--- begin ---
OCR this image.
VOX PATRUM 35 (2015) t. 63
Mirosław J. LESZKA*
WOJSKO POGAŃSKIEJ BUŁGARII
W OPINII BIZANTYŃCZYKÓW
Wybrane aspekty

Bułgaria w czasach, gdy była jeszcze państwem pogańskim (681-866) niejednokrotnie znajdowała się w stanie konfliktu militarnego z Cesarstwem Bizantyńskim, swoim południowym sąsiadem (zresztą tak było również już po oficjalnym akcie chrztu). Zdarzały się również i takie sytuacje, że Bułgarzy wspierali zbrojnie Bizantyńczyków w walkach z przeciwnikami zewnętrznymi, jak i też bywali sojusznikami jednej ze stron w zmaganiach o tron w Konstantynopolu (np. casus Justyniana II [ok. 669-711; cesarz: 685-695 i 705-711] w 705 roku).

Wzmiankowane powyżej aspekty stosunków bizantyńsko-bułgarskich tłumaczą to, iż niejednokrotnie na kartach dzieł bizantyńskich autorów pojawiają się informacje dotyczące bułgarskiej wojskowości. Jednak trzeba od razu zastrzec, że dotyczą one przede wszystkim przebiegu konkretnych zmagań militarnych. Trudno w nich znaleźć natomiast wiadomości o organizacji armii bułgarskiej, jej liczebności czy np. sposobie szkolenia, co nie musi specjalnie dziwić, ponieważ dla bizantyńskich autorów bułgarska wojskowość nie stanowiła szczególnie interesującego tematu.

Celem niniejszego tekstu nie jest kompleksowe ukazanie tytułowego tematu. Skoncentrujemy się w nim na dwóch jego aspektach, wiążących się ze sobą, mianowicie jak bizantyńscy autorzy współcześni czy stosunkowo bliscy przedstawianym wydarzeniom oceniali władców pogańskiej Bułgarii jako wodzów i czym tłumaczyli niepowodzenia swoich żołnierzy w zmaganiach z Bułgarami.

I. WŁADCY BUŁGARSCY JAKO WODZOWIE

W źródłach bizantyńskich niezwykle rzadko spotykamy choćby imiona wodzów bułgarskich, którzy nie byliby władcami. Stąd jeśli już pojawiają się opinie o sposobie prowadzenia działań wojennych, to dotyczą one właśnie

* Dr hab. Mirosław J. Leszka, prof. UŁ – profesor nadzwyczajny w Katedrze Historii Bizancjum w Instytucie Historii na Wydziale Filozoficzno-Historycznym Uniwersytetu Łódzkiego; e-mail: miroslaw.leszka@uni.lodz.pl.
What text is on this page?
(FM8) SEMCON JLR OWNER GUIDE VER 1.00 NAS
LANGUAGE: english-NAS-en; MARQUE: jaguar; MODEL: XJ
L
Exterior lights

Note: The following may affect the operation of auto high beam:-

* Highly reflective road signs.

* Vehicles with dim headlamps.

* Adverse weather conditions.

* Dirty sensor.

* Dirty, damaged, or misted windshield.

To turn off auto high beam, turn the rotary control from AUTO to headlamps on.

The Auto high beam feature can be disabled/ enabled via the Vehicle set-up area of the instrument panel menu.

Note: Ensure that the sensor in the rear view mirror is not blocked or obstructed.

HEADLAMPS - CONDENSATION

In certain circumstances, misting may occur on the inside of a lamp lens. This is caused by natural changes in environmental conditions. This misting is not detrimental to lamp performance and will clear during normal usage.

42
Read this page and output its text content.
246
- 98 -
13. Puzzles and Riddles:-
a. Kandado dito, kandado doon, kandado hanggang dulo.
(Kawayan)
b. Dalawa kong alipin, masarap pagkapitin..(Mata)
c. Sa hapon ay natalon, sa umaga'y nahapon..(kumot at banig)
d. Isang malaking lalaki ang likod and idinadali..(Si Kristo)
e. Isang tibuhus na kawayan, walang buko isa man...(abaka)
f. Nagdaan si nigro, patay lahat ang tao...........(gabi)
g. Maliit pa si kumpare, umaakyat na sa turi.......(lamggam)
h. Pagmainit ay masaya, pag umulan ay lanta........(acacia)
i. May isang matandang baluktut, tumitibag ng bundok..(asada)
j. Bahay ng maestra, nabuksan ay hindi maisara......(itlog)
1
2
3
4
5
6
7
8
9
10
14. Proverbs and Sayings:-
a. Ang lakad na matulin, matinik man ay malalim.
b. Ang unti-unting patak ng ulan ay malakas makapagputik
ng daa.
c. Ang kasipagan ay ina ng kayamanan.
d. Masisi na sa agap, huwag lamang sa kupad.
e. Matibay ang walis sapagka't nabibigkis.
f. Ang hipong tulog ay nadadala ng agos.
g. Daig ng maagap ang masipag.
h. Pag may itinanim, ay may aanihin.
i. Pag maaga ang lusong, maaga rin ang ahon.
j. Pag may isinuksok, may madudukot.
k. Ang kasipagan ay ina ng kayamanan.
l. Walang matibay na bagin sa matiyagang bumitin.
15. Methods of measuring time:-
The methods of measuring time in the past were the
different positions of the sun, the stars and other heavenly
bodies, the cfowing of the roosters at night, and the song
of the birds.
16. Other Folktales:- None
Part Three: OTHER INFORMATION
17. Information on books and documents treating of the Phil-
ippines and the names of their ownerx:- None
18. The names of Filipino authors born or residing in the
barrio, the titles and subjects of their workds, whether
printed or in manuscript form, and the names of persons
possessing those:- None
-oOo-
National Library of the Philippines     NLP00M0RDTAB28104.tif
--- end ---
Set every line of the listing down word for word.

OCR this image.
VOX PATRUM 35 (2015) t. 63
Mirosław J. LESZKA*
WOJSKO POGAŃSKIEJ BUŁGARII
W OPINII BIZANTYŃCZYKÓW
Wybrane aspekty

Bułgaria w czasach, gdy była jeszcze państwem pogańskim (681-866) niejednokrotnie znajdowała się w stanie konfliktu militarnego z Cesarstwem Bizantyńskim, swoim południowym sąsiadem (zresztą tak było również już po oficjalnym akcie chrztu). Zdarzały się również i takie sytuacje, że Bułgarzy wspierali zbrojnie Bizantyńczyków w walkach z przeciwnikami zewnętrznymi, jak i też bywali sojusznikami jednej ze stron w zmaganiach o tron w Konstantynopolu (np. casus Justyniana II [ok. 669-711; cesarz: 685-695 i 705-711] w 705 roku).

Wzmiankowane powyżej aspekty stosunków bizantyńsko-bułgarskich tłumaczą to, iż niejednokrotnie na kartach dzieł bizantyńskich autorów pojawiają się informacje dotyczące bułgarskiej wojskowości. Jednak trzeba od razu zastrzec, że dotyczą one przede wszystkim przebiegu konkretnych zmagań militarnych. Trudno w nich znaleźć natomiast wiadomości o organizacji armii bułgarskiej, jej liczebności czy np. sposobie szkolenia, co nie musi specjalnie dziwić, ponieważ dla bizantyńskich autorów bułgarska wojskowość nie stanowiła szczególnie interesującego tematu.

Celem niniejszego tekstu nie jest kompleksowe ukazanie tytułowego tematu. Skoncentrujemy się w nim na dwóch jego aspektach, wiążących się ze sobą, mianowicie jak bizantyńscy autorzy współcześni czy stosunkowo bliscy przedstawianym wydarzeniom oceniali władców pogańskiej Bułgarii jako wodzów i czym tłumaczyli niepowodzenia swoich żołnierzy w zmaganiach z Bułgarami.

I. WŁADCY BUŁGARSCY JAKO WODZOWIE

W źródłach bizantyńskich niezwykle rzadko spotykamy choćby imiona wodzów bułgarskich, którzy nie byliby władcami. Stąd jeśli już pojawiają się opinie o sposobie prowadzenia działań wojennych, to dotyczą one właśnie

* Dr hab. Mirosław J. Leszka, prof. UŁ – profesor nadzwyczajny w Katedrze Historii Bizancjum w Instytucie Historii na Wydziale Filozoficzno-Historycznym Uniwersytetu Łódzkiego; e-mail: miroslaw.leszka@uni.lodz.pl.
What text is on this page?
(FM8) SEMCON JLR OWNER GUIDE VER 1.00 NAS
LANGUAGE: english-NAS-en; MARQUE: jaguar; MODEL: XJ
L
Exterior lights

Note: The following may affect the operation of auto high beam:-

* Highly reflective road signs.

* Vehicles with dim headlamps.

* Adverse weather conditions.

* Dirty sensor.

* Dirty, damaged, or misted windshield.

To turn off auto high beam, turn the rotary control from AUTO to headlamps on.

The Auto high beam feature can be disabled/ enabled via the Vehicle set-up area of the instrument panel menu.

Note: Ensure that the sensor in the rear view mirror is not blocked or obstructed.

HEADLAMPS - CONDENSATION

In certain circumstances, misting may occur on the inside of a lamp lens. This is caused by natural changes in environmental conditions. This misting is not detrimental to lamp performance and will clear during normal usage.

42
Read this page and output its text content.
246
- 98 -
13. Puzzles and Riddles:-
a. Kandado dito, kandado doon, kandado hanggang dulo.
(Kawayan)
b. Dalawa kong alipin, masarap pagkapitin..(Mata)
c. Sa hapon ay natalon, sa umaga'y nahapon..(kumot at banig)
d. Isang malaking lalaki ang likod and idinadali..(Si Kristo)
e. Isang tibuhus na kawayan, walang buko isa man...(abaka)
f. Nagdaan si nigro, patay lahat ang tao...........(gabi)
g. Maliit pa si kumpare, umaakyat na sa turi.......(lamggam)
h. Pagmainit ay masaya, pag umulan ay lanta........(acacia)
i. May isang matandang baluktut, tumitibag ng bundok..(asada)
j. Bahay ng maestra, nabuksan ay hindi maisara......(itlog)
1
2
3
4
5
6
7
8
9
10
14. Proverbs and Sayings:-
a. Ang lakad na matulin, matinik man ay malalim.
b. Ang unti-unting patak ng ulan ay malakas makapagputik
ng daa.
c. Ang kasipagan ay ina ng kayamanan.
d. Masisi na sa agap, huwag lamang sa kupad.
e. Matibay ang walis sapagka't nabibigkis.
f. Ang hipong tulog ay nadadala ng agos.
g. Daig ng maagap ang masipag.
h. Pag may itinanim, ay may aanihin.
i. Pag maaga ang lusong, maaga rin ang ahon.
j. Pag may isinuksok, may madudukot.
k. Ang kasipagan ay ina ng kayamanan.
l. Walang matibay na bagin sa matiyagang bumitin.
15. Methods of measuring time:-
The methods of measuring time in the past were the
different positions of the sun, the stars and other heavenly
bodies, the cfowing of the roosters at night, and the song
of the birds.
16. Other Folktales:- None
Part Three: OTHER INFORMATION
17. Information on books and documents treating of the Phil-
ippines and the names of their ownerx:- None
18. The names of Filipino authors born or residing in the
barrio, the titles and subjects of their workds, whether
printed or in manuscript form, and the names of persons
possessing those:- None
-oOo-
National Library of the Philippines     NLP00M0RDTAB28104.tif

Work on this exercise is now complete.